_Objective 1_: For the NIS2 text and the listing that follow, state whether each statement agrees with the NIS2 text: (a) the early warning report has a timeframe of 24 hours; (b) the Final Report is due within 72 hours; (c) courier services fall under the "Important" sector category. For each, answer yes or no and quote the deciding words of the NIS2 text.

_Page text_:

****

NIS2 also adds an ‘Important’ sector category, including public communications providers, chemicals, food producers and distributors, critical device manufacturers, social network and online marketplaces, and courier services. The image below shows the original NIS sectors, the expanded NIS2 sectors, and the designation of essential or important.

Essential and importan

2. More stringent security requirements

The goal of NIS2 is to protect network and information systems and the physical environment of those systems from incidents. Article 21 of the Directive details the security requirements organizations must adhere to, including at least the following:

  • Risk analysis.
  • Incident handling.
  • Business continuity/crisis management.
  • Supply chain security.
  • Network and information systems security.
  • Cybersecurity risk management.
  • Cybersecurity hygiene practices and training.
  • Cryptography and encryption.
  • Access control policies and asset management.
  • Multi-factor authentication or continuous authentication solutions.

3. Mandatory incident reporting with specific timeframes

NIS2 requires organizations to report significant cybersecurity incidents, which are those incidents likely to adversely affect the provision of the organization’s services. Organizations must provide an “early warning” report using a standardized format and a shortened reporting timeframe of 24 hours, followed by an Incident Notification within 72 hours of first becoming aware of the incident, as well as a Final Report within 30 days.

4. Enforcement through penalties:

The NIS2 Directive imposes more severe penalties for non-compliance, including increased financial penalties.

****

_Records supplied_:
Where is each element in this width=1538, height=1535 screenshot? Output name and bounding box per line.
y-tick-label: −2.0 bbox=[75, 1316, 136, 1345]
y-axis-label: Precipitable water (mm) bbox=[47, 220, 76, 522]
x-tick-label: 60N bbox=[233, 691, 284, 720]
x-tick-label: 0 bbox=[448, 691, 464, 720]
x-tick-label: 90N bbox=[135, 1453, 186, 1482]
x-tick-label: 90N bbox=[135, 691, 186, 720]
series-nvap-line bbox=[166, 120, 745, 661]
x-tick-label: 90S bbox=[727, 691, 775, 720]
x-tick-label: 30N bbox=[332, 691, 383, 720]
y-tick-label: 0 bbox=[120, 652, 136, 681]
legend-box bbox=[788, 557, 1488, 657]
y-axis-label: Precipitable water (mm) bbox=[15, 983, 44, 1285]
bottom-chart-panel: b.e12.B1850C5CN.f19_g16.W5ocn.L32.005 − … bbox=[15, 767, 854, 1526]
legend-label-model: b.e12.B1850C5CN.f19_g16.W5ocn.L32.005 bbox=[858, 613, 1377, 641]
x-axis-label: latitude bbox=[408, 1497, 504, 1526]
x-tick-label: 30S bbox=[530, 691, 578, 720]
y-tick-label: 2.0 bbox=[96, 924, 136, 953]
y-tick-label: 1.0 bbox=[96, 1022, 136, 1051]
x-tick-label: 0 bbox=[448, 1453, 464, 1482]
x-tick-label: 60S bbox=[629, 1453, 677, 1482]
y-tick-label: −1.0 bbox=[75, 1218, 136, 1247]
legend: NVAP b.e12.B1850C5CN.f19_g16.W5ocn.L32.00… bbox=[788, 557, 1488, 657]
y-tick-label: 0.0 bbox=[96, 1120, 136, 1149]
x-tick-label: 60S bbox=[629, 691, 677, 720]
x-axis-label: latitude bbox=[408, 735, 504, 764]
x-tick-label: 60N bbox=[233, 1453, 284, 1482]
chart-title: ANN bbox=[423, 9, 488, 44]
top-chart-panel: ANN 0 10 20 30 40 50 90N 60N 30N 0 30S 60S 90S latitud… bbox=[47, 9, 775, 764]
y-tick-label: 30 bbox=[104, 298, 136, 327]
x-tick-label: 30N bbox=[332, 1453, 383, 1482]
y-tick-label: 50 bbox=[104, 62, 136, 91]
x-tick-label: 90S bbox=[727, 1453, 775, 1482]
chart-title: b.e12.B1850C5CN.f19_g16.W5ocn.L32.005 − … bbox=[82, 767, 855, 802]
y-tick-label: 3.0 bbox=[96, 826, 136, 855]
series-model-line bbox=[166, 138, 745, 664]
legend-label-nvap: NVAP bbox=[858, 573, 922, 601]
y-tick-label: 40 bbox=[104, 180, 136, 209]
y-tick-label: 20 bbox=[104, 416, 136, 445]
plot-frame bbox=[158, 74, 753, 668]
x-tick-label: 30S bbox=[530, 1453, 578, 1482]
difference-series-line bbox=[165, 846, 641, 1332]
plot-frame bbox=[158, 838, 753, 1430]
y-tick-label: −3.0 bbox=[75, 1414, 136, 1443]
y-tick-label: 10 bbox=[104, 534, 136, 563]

****

_Objective 2_: Reproduce the listing above line for line, beginning at its first line and stopping after the line that contains "legend-box bbox=[788, 557, 1488, 657]".

_Task output 1_:
(a) Yes: "a shortened reporting timeframe of 24 hours"
(b) No: "as well as a Final Report within 30 days"
(c) Yes: "and courier services"

_Task output 2_:
Where is each element in this width=1538, height=1535 screenshot? Output name and bounding box per line.
y-tick-label: −2.0 bbox=[75, 1316, 136, 1345]
y-axis-label: Precipitable water (mm) bbox=[47, 220, 76, 522]
x-tick-label: 60N bbox=[233, 691, 284, 720]
x-tick-label: 0 bbox=[448, 691, 464, 720]
x-tick-label: 90N bbox=[135, 1453, 186, 1482]
x-tick-label: 90N bbox=[135, 691, 186, 720]
series-nvap-line bbox=[166, 120, 745, 661]
x-tick-label: 90S bbox=[727, 691, 775, 720]
x-tick-label: 30N bbox=[332, 691, 383, 720]
y-tick-label: 0 bbox=[120, 652, 136, 681]
legend-box bbox=[788, 557, 1488, 657]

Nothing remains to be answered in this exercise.